Which lines below hold the word "base"? Copy all of them.

▶ Exercise materials
■ ■ ■ ■

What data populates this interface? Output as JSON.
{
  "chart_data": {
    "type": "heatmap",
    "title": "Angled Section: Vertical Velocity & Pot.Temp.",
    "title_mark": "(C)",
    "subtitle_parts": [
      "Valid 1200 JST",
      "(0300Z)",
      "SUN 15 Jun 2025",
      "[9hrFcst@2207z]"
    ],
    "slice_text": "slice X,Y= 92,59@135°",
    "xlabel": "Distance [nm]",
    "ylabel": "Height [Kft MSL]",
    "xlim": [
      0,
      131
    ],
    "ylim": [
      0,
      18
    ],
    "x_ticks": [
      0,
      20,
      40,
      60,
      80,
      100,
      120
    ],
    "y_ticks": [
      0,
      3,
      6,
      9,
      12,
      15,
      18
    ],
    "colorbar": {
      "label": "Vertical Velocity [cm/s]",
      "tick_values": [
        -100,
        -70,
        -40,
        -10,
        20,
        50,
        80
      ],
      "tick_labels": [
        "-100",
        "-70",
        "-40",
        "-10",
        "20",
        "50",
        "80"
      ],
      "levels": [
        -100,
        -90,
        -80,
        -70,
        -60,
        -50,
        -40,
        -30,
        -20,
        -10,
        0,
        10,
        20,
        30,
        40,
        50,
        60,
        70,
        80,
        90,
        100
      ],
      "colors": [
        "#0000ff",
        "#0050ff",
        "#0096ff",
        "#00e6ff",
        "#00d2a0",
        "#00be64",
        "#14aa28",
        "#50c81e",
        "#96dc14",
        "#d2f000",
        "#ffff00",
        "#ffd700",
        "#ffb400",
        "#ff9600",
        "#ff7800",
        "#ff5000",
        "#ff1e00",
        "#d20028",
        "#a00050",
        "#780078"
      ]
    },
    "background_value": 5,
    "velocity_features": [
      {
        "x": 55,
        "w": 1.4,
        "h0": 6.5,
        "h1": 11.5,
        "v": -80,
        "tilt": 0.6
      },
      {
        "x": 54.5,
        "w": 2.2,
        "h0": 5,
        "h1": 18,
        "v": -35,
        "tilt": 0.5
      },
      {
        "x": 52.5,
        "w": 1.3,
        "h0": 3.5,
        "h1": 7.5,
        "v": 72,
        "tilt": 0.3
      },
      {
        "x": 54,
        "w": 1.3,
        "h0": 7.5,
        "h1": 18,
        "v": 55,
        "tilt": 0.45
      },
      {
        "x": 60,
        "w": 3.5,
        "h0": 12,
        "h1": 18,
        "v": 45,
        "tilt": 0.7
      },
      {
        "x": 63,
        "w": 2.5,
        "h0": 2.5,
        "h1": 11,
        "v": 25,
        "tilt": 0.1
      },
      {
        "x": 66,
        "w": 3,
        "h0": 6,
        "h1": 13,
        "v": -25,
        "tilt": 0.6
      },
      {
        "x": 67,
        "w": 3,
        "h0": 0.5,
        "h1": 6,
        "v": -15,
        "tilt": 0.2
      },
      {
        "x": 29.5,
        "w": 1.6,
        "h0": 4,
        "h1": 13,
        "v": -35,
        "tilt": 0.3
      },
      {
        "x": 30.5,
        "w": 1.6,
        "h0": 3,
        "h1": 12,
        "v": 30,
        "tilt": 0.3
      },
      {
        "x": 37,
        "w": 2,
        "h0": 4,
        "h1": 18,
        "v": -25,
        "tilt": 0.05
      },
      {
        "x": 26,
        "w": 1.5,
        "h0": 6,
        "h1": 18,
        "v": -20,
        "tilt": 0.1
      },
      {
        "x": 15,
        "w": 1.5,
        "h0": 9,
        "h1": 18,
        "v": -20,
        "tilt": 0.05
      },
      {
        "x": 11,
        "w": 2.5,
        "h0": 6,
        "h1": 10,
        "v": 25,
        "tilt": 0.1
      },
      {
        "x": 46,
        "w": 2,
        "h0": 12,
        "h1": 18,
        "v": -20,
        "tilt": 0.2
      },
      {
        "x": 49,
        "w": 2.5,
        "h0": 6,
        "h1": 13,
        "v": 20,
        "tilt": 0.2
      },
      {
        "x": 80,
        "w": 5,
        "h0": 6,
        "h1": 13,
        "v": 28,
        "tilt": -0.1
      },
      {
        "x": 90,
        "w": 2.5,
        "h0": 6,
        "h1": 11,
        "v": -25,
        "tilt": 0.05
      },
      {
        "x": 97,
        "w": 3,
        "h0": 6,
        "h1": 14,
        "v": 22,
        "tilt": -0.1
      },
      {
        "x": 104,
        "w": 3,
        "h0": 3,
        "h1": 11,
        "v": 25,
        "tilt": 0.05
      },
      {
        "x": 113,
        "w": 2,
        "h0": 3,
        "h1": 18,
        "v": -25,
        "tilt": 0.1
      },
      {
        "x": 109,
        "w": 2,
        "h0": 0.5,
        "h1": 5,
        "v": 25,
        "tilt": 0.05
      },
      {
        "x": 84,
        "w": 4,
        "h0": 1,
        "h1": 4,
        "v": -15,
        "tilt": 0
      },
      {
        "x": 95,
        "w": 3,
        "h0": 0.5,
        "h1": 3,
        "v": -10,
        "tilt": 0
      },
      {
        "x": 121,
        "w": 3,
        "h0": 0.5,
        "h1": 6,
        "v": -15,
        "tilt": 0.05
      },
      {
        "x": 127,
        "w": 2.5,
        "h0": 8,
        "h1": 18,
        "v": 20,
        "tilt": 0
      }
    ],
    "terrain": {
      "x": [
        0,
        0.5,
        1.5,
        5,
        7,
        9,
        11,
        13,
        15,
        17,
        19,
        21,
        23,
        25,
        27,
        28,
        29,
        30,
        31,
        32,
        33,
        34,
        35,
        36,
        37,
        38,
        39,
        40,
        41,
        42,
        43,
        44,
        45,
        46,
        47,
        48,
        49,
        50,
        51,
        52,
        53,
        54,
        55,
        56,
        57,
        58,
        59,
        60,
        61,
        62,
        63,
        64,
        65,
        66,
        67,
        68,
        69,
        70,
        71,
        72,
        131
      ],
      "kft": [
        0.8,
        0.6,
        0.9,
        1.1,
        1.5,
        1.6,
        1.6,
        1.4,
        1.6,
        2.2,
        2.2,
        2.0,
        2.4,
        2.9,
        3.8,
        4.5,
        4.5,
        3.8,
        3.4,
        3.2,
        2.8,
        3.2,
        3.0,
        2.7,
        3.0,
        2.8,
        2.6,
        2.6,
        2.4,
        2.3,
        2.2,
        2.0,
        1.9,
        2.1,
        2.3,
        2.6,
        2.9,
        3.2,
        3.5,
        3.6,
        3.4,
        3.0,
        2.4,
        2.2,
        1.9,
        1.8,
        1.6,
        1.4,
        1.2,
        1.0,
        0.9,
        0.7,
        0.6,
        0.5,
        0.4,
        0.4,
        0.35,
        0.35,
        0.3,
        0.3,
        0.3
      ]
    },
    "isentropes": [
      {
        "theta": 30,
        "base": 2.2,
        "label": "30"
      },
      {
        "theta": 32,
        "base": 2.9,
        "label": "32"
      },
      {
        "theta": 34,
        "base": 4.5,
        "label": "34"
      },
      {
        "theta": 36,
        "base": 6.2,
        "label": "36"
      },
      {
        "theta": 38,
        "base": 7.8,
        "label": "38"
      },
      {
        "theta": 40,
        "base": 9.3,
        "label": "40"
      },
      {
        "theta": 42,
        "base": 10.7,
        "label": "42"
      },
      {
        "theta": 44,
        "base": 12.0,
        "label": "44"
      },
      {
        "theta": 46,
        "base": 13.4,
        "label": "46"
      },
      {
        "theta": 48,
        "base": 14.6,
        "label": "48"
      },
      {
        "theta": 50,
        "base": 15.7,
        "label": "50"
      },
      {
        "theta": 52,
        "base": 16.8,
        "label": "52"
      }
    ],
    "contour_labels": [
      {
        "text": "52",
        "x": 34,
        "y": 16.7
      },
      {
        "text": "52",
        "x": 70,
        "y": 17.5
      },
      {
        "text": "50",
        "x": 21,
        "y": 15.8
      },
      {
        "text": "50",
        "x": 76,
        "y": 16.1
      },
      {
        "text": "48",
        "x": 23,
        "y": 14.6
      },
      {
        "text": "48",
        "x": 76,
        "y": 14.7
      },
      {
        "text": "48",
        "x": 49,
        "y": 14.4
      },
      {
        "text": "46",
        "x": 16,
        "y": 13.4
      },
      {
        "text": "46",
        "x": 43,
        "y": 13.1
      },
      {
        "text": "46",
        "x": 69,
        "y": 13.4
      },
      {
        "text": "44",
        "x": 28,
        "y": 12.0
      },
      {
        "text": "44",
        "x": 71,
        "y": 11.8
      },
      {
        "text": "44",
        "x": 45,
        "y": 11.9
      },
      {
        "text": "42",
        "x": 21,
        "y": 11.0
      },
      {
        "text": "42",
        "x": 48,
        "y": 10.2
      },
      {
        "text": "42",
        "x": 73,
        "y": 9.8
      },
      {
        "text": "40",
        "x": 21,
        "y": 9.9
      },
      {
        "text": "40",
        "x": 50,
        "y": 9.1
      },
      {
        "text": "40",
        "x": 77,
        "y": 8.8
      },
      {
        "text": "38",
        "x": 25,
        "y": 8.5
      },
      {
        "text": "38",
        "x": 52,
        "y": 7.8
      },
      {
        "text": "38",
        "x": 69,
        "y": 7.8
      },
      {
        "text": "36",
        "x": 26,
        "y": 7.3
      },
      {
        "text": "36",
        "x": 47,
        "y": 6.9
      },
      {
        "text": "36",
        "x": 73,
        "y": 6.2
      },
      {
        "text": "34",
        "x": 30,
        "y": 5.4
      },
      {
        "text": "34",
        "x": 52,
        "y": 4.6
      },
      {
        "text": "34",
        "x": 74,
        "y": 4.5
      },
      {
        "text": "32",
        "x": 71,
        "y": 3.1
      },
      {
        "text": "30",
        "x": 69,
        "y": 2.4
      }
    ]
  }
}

■ ■ ■ ■

▶ Problem solution
        "base": 2.2,
        "base": 2.9,
        "base": 4.5,
        "base": 6.2,
        "base": 7.8,
        "base": 9.3,
        "base": 10.7,
        "base": 12.0,
        "base": 13.4,
        "base": 14.6,
        "base": 15.7,
        "base": 16.8,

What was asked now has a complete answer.